--- start Records supplied ---
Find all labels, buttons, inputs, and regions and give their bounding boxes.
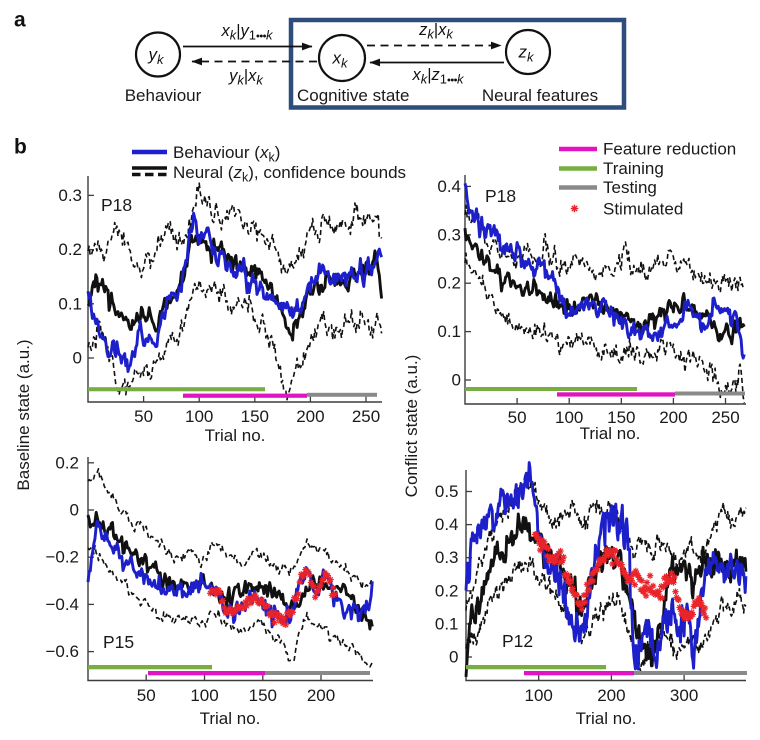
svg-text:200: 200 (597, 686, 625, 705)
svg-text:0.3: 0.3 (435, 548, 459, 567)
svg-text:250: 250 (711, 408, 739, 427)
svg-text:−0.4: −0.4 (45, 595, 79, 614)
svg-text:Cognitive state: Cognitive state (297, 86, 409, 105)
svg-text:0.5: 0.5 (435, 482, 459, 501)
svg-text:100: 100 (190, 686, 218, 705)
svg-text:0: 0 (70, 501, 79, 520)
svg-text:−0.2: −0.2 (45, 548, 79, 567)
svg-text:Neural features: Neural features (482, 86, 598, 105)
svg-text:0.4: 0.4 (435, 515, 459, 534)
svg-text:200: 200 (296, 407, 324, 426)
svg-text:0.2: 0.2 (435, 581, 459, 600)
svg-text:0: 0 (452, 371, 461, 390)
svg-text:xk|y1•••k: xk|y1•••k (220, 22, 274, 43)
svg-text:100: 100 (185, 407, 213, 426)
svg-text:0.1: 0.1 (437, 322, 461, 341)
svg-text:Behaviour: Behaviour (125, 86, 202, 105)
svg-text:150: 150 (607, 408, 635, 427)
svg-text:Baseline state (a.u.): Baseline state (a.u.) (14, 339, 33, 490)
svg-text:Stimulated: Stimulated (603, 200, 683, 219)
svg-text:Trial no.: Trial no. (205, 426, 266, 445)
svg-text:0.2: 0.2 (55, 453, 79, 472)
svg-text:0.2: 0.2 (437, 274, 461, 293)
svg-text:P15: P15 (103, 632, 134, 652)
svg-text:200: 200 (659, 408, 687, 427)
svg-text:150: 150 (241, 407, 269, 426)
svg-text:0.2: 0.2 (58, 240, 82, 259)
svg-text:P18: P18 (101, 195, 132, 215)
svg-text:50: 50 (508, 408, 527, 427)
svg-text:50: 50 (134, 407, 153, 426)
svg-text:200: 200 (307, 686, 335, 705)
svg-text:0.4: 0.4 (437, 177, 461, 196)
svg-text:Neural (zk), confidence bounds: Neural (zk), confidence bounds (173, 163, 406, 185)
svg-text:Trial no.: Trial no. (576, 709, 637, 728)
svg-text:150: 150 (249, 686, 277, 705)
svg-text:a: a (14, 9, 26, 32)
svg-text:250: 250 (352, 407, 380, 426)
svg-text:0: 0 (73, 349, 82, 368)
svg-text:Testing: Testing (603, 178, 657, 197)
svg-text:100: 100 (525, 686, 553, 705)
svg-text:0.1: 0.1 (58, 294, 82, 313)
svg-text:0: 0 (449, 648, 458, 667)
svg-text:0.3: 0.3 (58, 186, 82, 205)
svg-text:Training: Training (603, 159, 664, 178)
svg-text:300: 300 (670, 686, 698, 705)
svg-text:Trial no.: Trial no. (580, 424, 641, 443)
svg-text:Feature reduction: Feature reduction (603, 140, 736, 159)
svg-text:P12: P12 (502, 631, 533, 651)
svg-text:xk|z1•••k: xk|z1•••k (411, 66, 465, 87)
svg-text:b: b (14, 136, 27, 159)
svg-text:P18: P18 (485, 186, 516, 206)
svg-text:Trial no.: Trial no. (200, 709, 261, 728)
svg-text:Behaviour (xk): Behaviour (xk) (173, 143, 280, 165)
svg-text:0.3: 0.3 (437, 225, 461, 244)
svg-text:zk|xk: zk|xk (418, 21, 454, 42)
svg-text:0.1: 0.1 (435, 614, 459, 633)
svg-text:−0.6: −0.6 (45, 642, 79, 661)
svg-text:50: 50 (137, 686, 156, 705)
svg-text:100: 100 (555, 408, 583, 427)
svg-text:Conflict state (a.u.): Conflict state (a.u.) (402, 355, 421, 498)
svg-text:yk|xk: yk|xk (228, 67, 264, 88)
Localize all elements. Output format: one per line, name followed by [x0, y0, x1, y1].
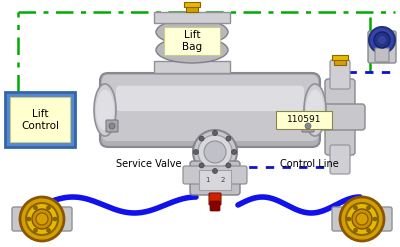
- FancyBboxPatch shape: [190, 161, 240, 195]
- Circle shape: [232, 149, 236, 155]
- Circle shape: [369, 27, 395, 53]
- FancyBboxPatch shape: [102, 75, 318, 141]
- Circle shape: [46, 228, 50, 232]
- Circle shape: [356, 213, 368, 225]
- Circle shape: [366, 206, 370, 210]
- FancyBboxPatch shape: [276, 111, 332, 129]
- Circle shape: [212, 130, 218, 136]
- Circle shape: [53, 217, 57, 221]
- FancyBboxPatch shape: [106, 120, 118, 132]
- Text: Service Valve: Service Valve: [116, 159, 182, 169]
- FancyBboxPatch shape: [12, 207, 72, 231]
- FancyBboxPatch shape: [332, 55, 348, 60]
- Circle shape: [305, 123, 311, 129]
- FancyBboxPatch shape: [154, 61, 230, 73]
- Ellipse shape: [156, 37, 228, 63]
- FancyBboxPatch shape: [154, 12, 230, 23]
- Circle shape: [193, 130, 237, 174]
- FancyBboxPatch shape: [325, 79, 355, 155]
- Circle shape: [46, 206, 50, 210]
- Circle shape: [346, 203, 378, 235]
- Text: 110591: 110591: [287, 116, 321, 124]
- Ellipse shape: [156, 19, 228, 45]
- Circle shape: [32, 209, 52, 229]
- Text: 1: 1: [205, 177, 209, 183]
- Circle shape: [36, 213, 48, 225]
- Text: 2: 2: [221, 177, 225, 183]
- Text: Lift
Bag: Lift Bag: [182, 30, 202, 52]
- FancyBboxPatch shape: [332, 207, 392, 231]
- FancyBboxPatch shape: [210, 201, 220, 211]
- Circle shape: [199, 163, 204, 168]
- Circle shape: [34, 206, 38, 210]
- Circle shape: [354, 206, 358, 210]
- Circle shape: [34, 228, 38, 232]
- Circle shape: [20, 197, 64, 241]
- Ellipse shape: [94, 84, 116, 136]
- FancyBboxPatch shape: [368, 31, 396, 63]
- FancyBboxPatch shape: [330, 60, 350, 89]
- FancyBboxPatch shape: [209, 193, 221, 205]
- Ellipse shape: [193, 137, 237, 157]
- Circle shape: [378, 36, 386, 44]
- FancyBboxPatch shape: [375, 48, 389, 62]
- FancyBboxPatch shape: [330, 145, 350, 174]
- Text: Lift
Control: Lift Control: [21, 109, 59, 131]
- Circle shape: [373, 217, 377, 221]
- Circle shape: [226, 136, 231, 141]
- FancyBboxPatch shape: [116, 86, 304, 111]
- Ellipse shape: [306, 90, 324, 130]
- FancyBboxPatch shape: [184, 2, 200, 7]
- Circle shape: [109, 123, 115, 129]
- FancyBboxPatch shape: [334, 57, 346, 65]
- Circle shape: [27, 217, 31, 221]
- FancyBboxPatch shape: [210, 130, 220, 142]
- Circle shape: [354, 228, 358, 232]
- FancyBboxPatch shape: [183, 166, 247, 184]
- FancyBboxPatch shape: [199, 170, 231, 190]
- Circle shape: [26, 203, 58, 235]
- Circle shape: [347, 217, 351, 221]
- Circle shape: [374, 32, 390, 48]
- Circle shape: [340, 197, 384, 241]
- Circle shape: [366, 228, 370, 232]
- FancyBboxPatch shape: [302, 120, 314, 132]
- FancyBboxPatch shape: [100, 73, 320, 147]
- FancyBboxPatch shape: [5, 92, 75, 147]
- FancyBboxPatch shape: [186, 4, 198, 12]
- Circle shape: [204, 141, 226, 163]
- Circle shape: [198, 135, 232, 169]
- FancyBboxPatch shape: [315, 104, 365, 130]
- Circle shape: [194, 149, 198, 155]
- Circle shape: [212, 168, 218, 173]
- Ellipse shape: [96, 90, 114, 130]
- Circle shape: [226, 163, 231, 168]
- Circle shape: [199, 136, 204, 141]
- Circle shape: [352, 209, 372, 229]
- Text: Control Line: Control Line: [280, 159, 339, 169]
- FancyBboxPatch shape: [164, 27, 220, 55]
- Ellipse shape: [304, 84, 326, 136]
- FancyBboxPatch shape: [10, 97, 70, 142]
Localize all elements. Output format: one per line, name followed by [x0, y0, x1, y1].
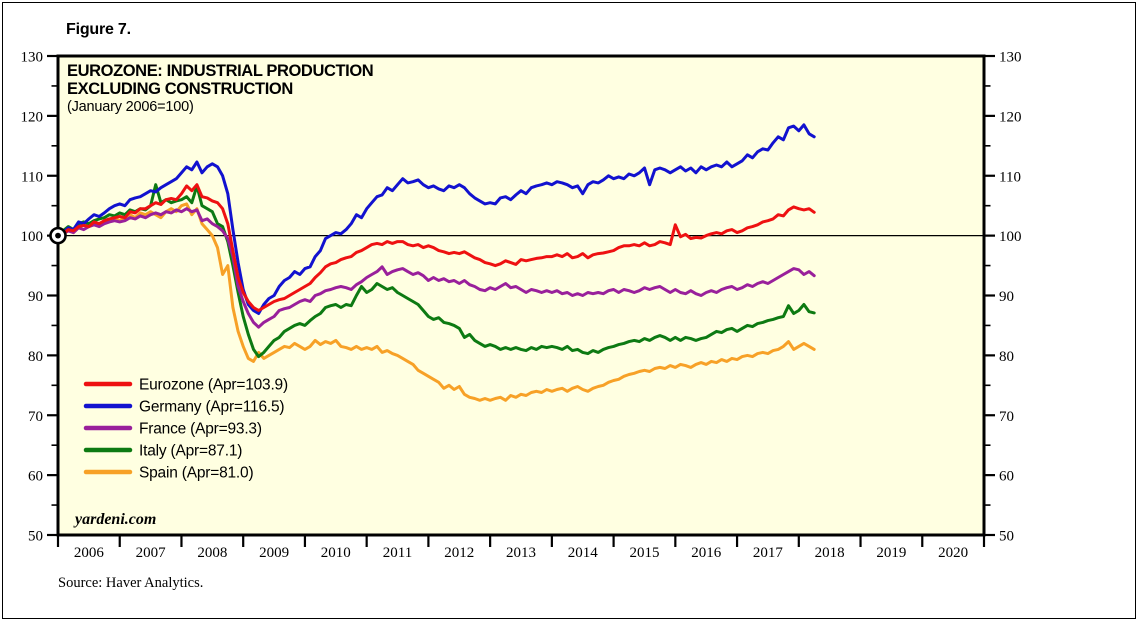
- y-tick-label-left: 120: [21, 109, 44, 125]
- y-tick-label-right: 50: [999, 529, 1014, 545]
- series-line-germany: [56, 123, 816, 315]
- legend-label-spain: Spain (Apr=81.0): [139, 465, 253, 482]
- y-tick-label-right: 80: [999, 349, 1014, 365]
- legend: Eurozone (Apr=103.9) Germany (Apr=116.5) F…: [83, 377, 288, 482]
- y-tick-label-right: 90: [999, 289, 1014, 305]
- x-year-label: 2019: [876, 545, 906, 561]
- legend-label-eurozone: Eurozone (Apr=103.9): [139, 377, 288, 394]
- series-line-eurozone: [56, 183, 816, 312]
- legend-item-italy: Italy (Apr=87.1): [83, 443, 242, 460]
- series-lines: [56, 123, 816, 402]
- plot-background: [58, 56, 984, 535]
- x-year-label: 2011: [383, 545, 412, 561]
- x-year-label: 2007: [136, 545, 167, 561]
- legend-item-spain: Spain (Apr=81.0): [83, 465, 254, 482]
--- end Records supplied ---
Repeat word for word the lines in the entries, starting with the line that contains "- FancyBboxPatch shape: [190, 161, 240, 195]" and going on through the line that contains "- FancyBboxPatch shape: [276, 111, 332, 129]", both included.

**Output for this exercise**.
- FancyBboxPatch shape: [190, 161, 240, 195]
- Circle shape: [232, 149, 236, 155]
- Circle shape: [369, 27, 395, 53]
- FancyBboxPatch shape: [102, 75, 318, 141]
- Circle shape: [46, 228, 50, 232]
- Circle shape: [356, 213, 368, 225]
- Circle shape: [366, 206, 370, 210]
- FancyBboxPatch shape: [276, 111, 332, 129]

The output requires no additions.